■ Objective: Gather all lines in the data that hold the string "year".

═════ Stored records ═════

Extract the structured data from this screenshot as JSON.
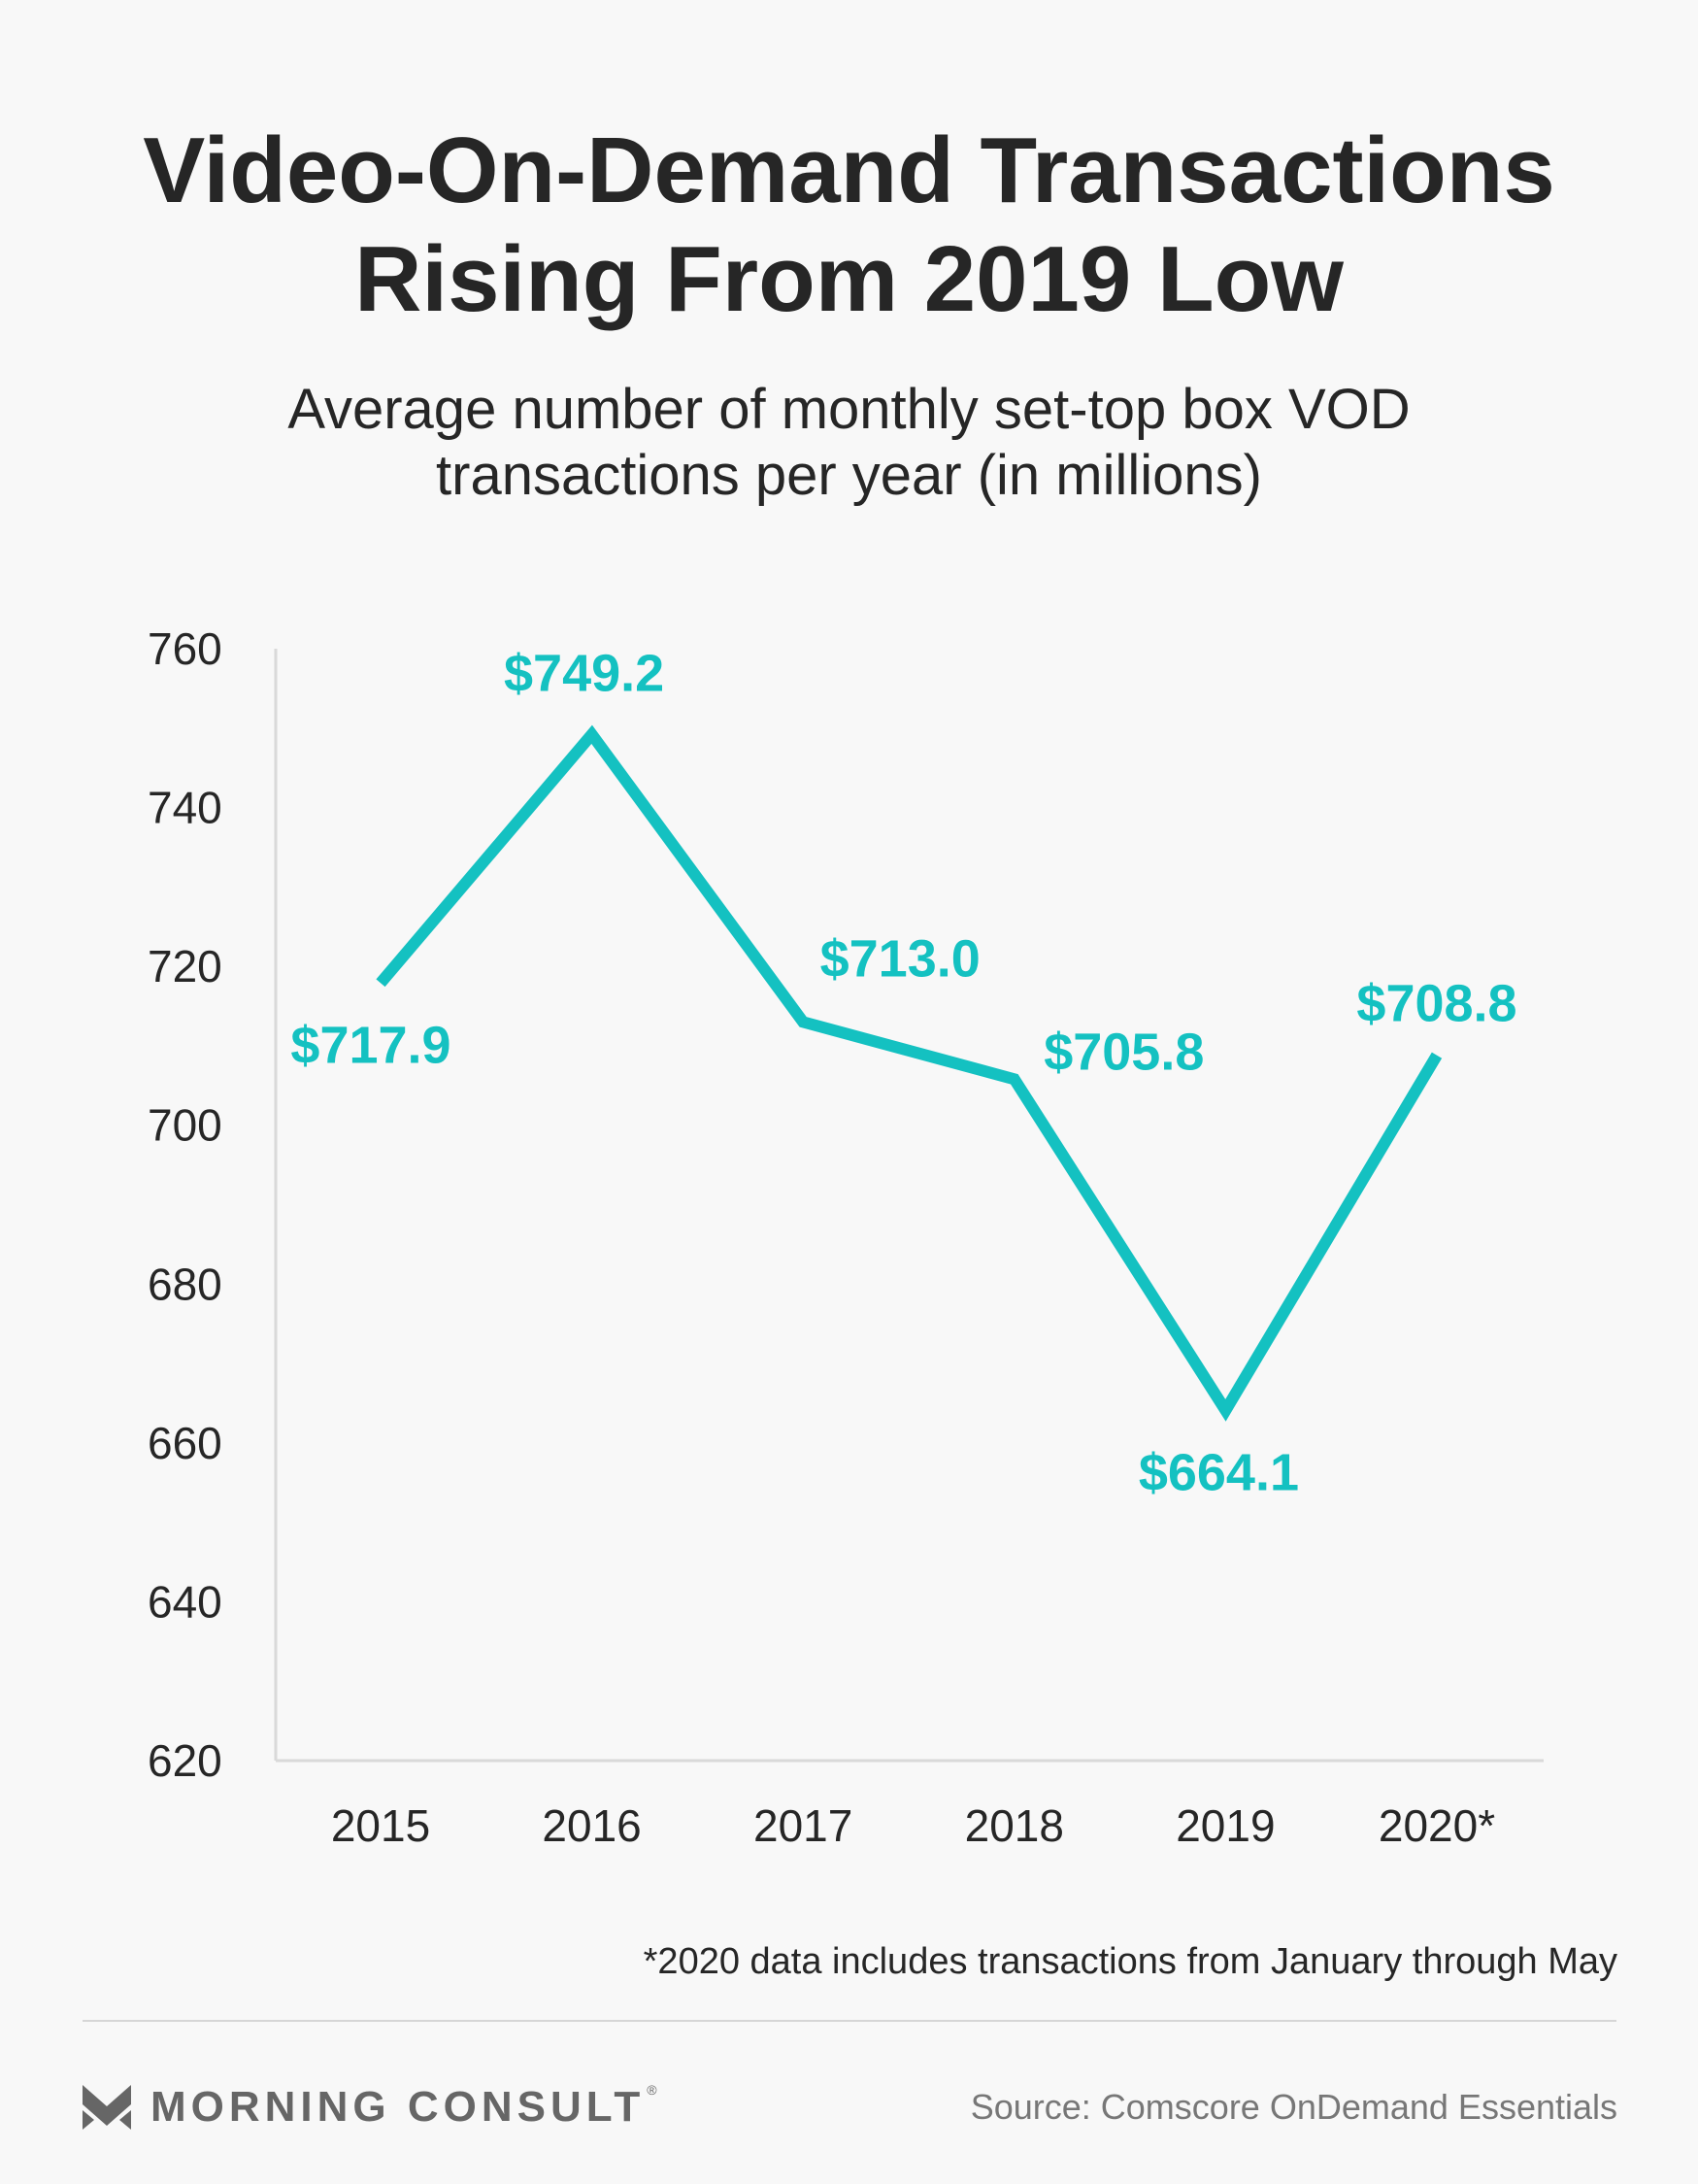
{
  "header": {
    "title_line1": "Video-On-Demand Transactions",
    "title_line2": "Rising From 2019 Low",
    "subtitle_line1": "Average number of monthly set-top box VOD",
    "subtitle_line2": "transactions per year (in millions)"
  },
  "chart_data": {
    "type": "line",
    "title": "Video-On-Demand Transactions Rising From 2019 Low",
    "subtitle": "Average number of monthly set-top box VOD transactions per year (in millions)",
    "xlabel": "",
    "ylabel": "",
    "categories": [
      "2015",
      "2016",
      "2017",
      "2018",
      "2019",
      "2020*"
    ],
    "series": [
      {
        "values": [
          717.9,
          749.2,
          713.0,
          705.8,
          664.1,
          708.8
        ],
        "labels": [
          "$717.9",
          "$749.2",
          "$713.0",
          "$705.8",
          "$664.1",
          "$708.8"
        ]
      }
    ],
    "ylim": [
      620,
      760
    ],
    "yticks": [
      760,
      740,
      720,
      700,
      680,
      660,
      640,
      620
    ],
    "grid": false,
    "legend": "none",
    "colors": {
      "line": "#14c1c1",
      "labels": "#14c1c1",
      "axis": "#d9d9d9",
      "text": "#262626"
    }
  },
  "footnote": "*2020 data includes transactions from January through May",
  "footer": {
    "brand": "MORNING CONSULT",
    "brand_mark": "®",
    "source": "Source: Comscore OnDemand Essentials"
  }
}
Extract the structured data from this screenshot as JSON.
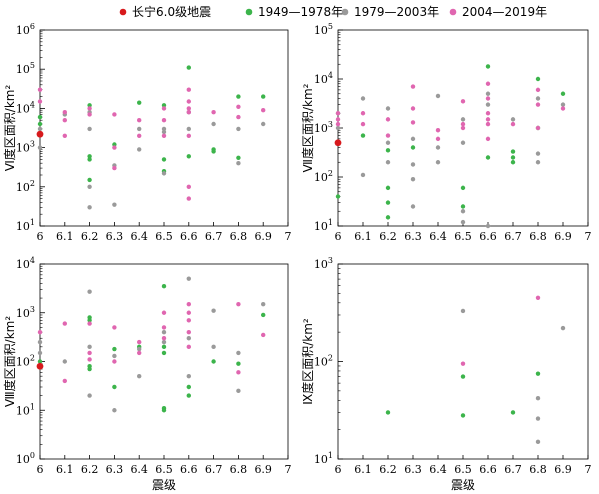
{
  "legend": [
    {
      "label": "长宁6.0级地震",
      "color": "#d7191c"
    },
    {
      "label": "1949—1978年",
      "color": "#3cb44b"
    },
    {
      "label": "1979—2003年",
      "color": "#9a9a9a"
    },
    {
      "label": "2004—2019年",
      "color": "#e066b0"
    }
  ],
  "chart_data": [
    {
      "type": "scatter",
      "ylabel": "Ⅵ度区面积/km²",
      "xlabel": "",
      "xlim": [
        6,
        7
      ],
      "xticks": [
        "6",
        "6.1",
        "6.2",
        "6.3",
        "6.4",
        "6.5",
        "6.6",
        "6.7",
        "6.8",
        "6.9",
        "7"
      ],
      "ylim_log10": [
        1,
        6
      ],
      "yscale": "log",
      "series": [
        {
          "color": "#3cb44b",
          "points": [
            [
              6.0,
              6000
            ],
            [
              6.0,
              4000
            ],
            [
              6.2,
              12000
            ],
            [
              6.2,
              600
            ],
            [
              6.2,
              500
            ],
            [
              6.2,
              150
            ],
            [
              6.3,
              1200
            ],
            [
              6.4,
              14000
            ],
            [
              6.5,
              12000
            ],
            [
              6.5,
              500
            ],
            [
              6.5,
              250
            ],
            [
              6.6,
              110000
            ],
            [
              6.6,
              600
            ],
            [
              6.7,
              900
            ],
            [
              6.7,
              800
            ],
            [
              6.8,
              20000
            ],
            [
              6.8,
              550
            ],
            [
              6.9,
              20000
            ]
          ]
        },
        {
          "color": "#9a9a9a",
          "points": [
            [
              6.0,
              3000
            ],
            [
              6.0,
              1000
            ],
            [
              6.1,
              7000
            ],
            [
              6.2,
              8000
            ],
            [
              6.2,
              3000
            ],
            [
              6.2,
              100
            ],
            [
              6.2,
              30
            ],
            [
              6.3,
              350
            ],
            [
              6.3,
              35
            ],
            [
              6.4,
              3000
            ],
            [
              6.4,
              900
            ],
            [
              6.5,
              3000
            ],
            [
              6.5,
              2500
            ],
            [
              6.5,
              220
            ],
            [
              6.6,
              8000
            ],
            [
              6.6,
              3000
            ],
            [
              6.7,
              4000
            ],
            [
              6.8,
              3000
            ],
            [
              6.8,
              400
            ],
            [
              6.9,
              4000
            ]
          ]
        },
        {
          "color": "#e066b0",
          "points": [
            [
              6.0,
              30000
            ],
            [
              6.0,
              15000
            ],
            [
              6.1,
              8000
            ],
            [
              6.1,
              5000
            ],
            [
              6.1,
              2000
            ],
            [
              6.2,
              10000
            ],
            [
              6.2,
              7000
            ],
            [
              6.3,
              7000
            ],
            [
              6.3,
              1000
            ],
            [
              6.3,
              300
            ],
            [
              6.4,
              5000
            ],
            [
              6.4,
              2000
            ],
            [
              6.5,
              10000
            ],
            [
              6.5,
              5000
            ],
            [
              6.5,
              2000
            ],
            [
              6.6,
              30000
            ],
            [
              6.6,
              15000
            ],
            [
              6.6,
              10000
            ],
            [
              6.6,
              8000
            ],
            [
              6.6,
              2000
            ],
            [
              6.6,
              100
            ],
            [
              6.6,
              50
            ],
            [
              6.7,
              8000
            ],
            [
              6.8,
              11000
            ],
            [
              6.8,
              6000
            ],
            [
              6.9,
              9000
            ]
          ]
        },
        {
          "color": "#d7191c",
          "points": [
            [
              6.0,
              2200
            ]
          ]
        }
      ]
    },
    {
      "type": "scatter",
      "ylabel": "Ⅶ度区面积/km²",
      "xlabel": "",
      "xlim": [
        6,
        7
      ],
      "xticks": [
        "6",
        "6.1",
        "6.2",
        "6.3",
        "6.4",
        "6.5",
        "6.6",
        "6.7",
        "6.8",
        "6.9",
        "7"
      ],
      "ylim_log10": [
        1,
        5
      ],
      "yscale": "log",
      "series": [
        {
          "color": "#3cb44b",
          "points": [
            [
              6.0,
              40
            ],
            [
              6.1,
              700
            ],
            [
              6.2,
              350
            ],
            [
              6.2,
              60
            ],
            [
              6.2,
              30
            ],
            [
              6.2,
              15
            ],
            [
              6.3,
              400
            ],
            [
              6.5,
              60
            ],
            [
              6.5,
              25
            ],
            [
              6.6,
              18000
            ],
            [
              6.6,
              250
            ],
            [
              6.7,
              330
            ],
            [
              6.7,
              250
            ],
            [
              6.7,
              200
            ],
            [
              6.8,
              10000
            ],
            [
              6.8,
              1000
            ],
            [
              6.9,
              5000
            ]
          ]
        },
        {
          "color": "#9a9a9a",
          "points": [
            [
              6.0,
              2000
            ],
            [
              6.0,
              1000
            ],
            [
              6.1,
              4000
            ],
            [
              6.1,
              110
            ],
            [
              6.2,
              2500
            ],
            [
              6.2,
              500
            ],
            [
              6.2,
              200
            ],
            [
              6.3,
              600
            ],
            [
              6.3,
              180
            ],
            [
              6.3,
              90
            ],
            [
              6.3,
              25
            ],
            [
              6.4,
              4500
            ],
            [
              6.4,
              400
            ],
            [
              6.4,
              200
            ],
            [
              6.5,
              1500
            ],
            [
              6.5,
              500
            ],
            [
              6.5,
              20
            ],
            [
              6.5,
              12
            ],
            [
              6.6,
              5000
            ],
            [
              6.6,
              3000
            ],
            [
              6.6,
              10
            ],
            [
              6.7,
              1500
            ],
            [
              6.8,
              4000
            ],
            [
              6.8,
              300
            ],
            [
              6.8,
              200
            ],
            [
              6.9,
              3000
            ]
          ]
        },
        {
          "color": "#e066b0",
          "points": [
            [
              6.0,
              2000
            ],
            [
              6.0,
              1500
            ],
            [
              6.0,
              1200
            ],
            [
              6.1,
              2000
            ],
            [
              6.1,
              1200
            ],
            [
              6.2,
              1500
            ],
            [
              6.2,
              700
            ],
            [
              6.3,
              7000
            ],
            [
              6.3,
              2500
            ],
            [
              6.3,
              1300
            ],
            [
              6.4,
              900
            ],
            [
              6.4,
              600
            ],
            [
              6.5,
              3500
            ],
            [
              6.5,
              1200
            ],
            [
              6.5,
              1000
            ],
            [
              6.6,
              8000
            ],
            [
              6.6,
              4000
            ],
            [
              6.6,
              2000
            ],
            [
              6.6,
              1500
            ],
            [
              6.6,
              1200
            ],
            [
              6.6,
              600
            ],
            [
              6.7,
              1200
            ],
            [
              6.8,
              6000
            ],
            [
              6.8,
              3000
            ],
            [
              6.8,
              1000
            ],
            [
              6.9,
              2500
            ]
          ]
        },
        {
          "color": "#d7191c",
          "points": [
            [
              6.0,
              500
            ]
          ]
        }
      ]
    },
    {
      "type": "scatter",
      "ylabel": "Ⅷ度区面积/km²",
      "xlabel": "震级",
      "xlim": [
        6,
        7
      ],
      "xticks": [
        "6",
        "6.1",
        "6.2",
        "6.3",
        "6.4",
        "6.5",
        "6.6",
        "6.7",
        "6.8",
        "6.9",
        "7"
      ],
      "ylim_log10": [
        0,
        4
      ],
      "yscale": "log",
      "series": [
        {
          "color": "#3cb44b",
          "points": [
            [
              6.0,
              100
            ],
            [
              6.2,
              800
            ],
            [
              6.2,
              700
            ],
            [
              6.2,
              80
            ],
            [
              6.2,
              70
            ],
            [
              6.3,
              180
            ],
            [
              6.3,
              30
            ],
            [
              6.4,
              200
            ],
            [
              6.5,
              3500
            ],
            [
              6.5,
              200
            ],
            [
              6.5,
              150
            ],
            [
              6.5,
              11
            ],
            [
              6.5,
              10
            ],
            [
              6.6,
              30
            ],
            [
              6.6,
              20
            ],
            [
              6.7,
              100
            ],
            [
              6.8,
              90
            ],
            [
              6.9,
              900
            ]
          ]
        },
        {
          "color": "#9a9a9a",
          "points": [
            [
              6.0,
              250
            ],
            [
              6.0,
              150
            ],
            [
              6.1,
              100
            ],
            [
              6.2,
              2700
            ],
            [
              6.2,
              200
            ],
            [
              6.2,
              20
            ],
            [
              6.3,
              130
            ],
            [
              6.3,
              10
            ],
            [
              6.4,
              180
            ],
            [
              6.4,
              50
            ],
            [
              6.5,
              400
            ],
            [
              6.5,
              250
            ],
            [
              6.6,
              5000
            ],
            [
              6.6,
              300
            ],
            [
              6.6,
              50
            ],
            [
              6.7,
              1100
            ],
            [
              6.7,
              200
            ],
            [
              6.8,
              150
            ],
            [
              6.8,
              25
            ],
            [
              6.9,
              1500
            ]
          ]
        },
        {
          "color": "#e066b0",
          "points": [
            [
              6.0,
              400
            ],
            [
              6.1,
              600
            ],
            [
              6.1,
              40
            ],
            [
              6.2,
              600
            ],
            [
              6.2,
              150
            ],
            [
              6.2,
              110
            ],
            [
              6.3,
              500
            ],
            [
              6.3,
              100
            ],
            [
              6.4,
              250
            ],
            [
              6.4,
              150
            ],
            [
              6.5,
              1000
            ],
            [
              6.5,
              500
            ],
            [
              6.5,
              300
            ],
            [
              6.6,
              1500
            ],
            [
              6.6,
              1000
            ],
            [
              6.6,
              700
            ],
            [
              6.6,
              400
            ],
            [
              6.6,
              200
            ],
            [
              6.8,
              1500
            ],
            [
              6.8,
              60
            ],
            [
              6.9,
              350
            ]
          ]
        },
        {
          "color": "#d7191c",
          "points": [
            [
              6.0,
              80
            ]
          ]
        }
      ]
    },
    {
      "type": "scatter",
      "ylabel": "Ⅸ度区面积/km²",
      "xlabel": "震级",
      "xlim": [
        6,
        7
      ],
      "xticks": [
        "6",
        "6.1",
        "6.2",
        "6.3",
        "6.4",
        "6.5",
        "6.6",
        "6.7",
        "6.8",
        "6.9",
        "7"
      ],
      "ylim_log10": [
        1,
        3
      ],
      "yscale": "log",
      "series": [
        {
          "color": "#3cb44b",
          "points": [
            [
              6.2,
              30
            ],
            [
              6.5,
              70
            ],
            [
              6.5,
              28
            ],
            [
              6.7,
              30
            ],
            [
              6.8,
              75
            ]
          ]
        },
        {
          "color": "#9a9a9a",
          "points": [
            [
              6.5,
              330
            ],
            [
              6.8,
              42
            ],
            [
              6.8,
              26
            ],
            [
              6.8,
              15
            ],
            [
              6.9,
              220
            ]
          ]
        },
        {
          "color": "#e066b0",
          "points": [
            [
              6.5,
              95
            ],
            [
              6.8,
              450
            ]
          ]
        },
        {
          "color": "#d7191c",
          "points": []
        }
      ]
    }
  ]
}
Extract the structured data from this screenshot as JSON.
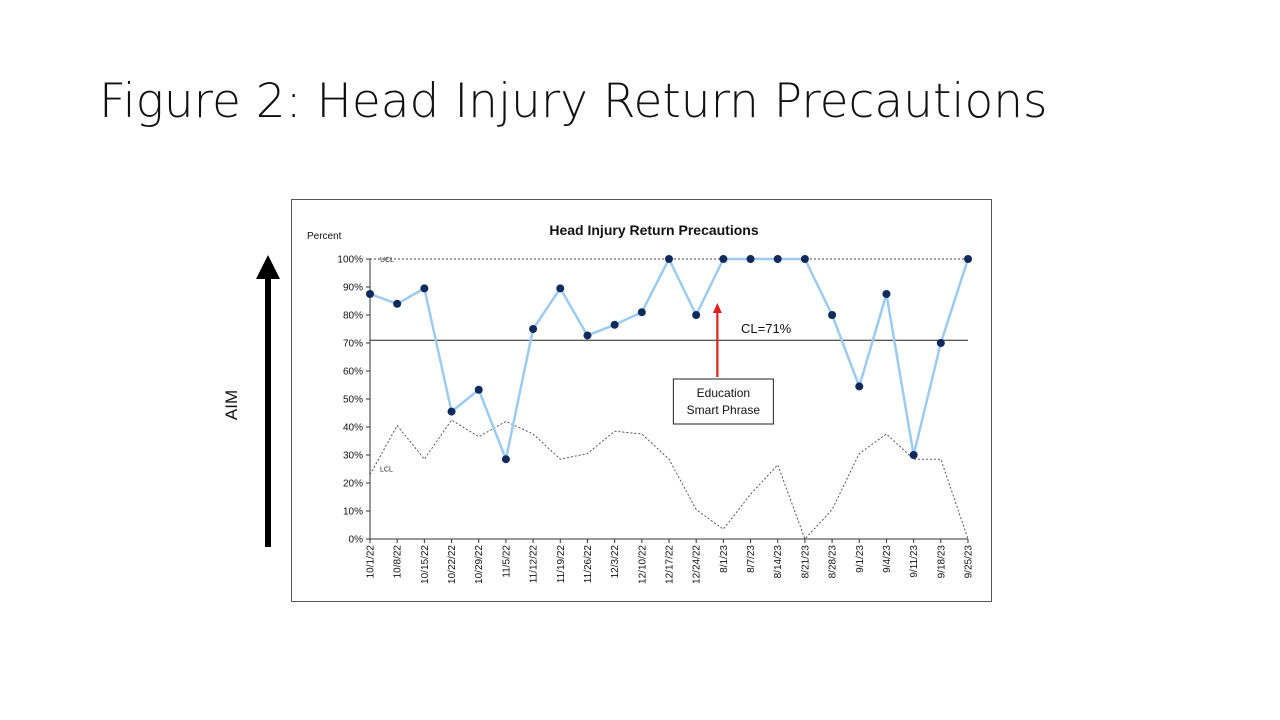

═════

■ Exercise result:
    "subtitle_line2": "transactions per year (in millions)"
    "subtitle": "Average number of monthly set-top box VOD transactions per year (in millions)",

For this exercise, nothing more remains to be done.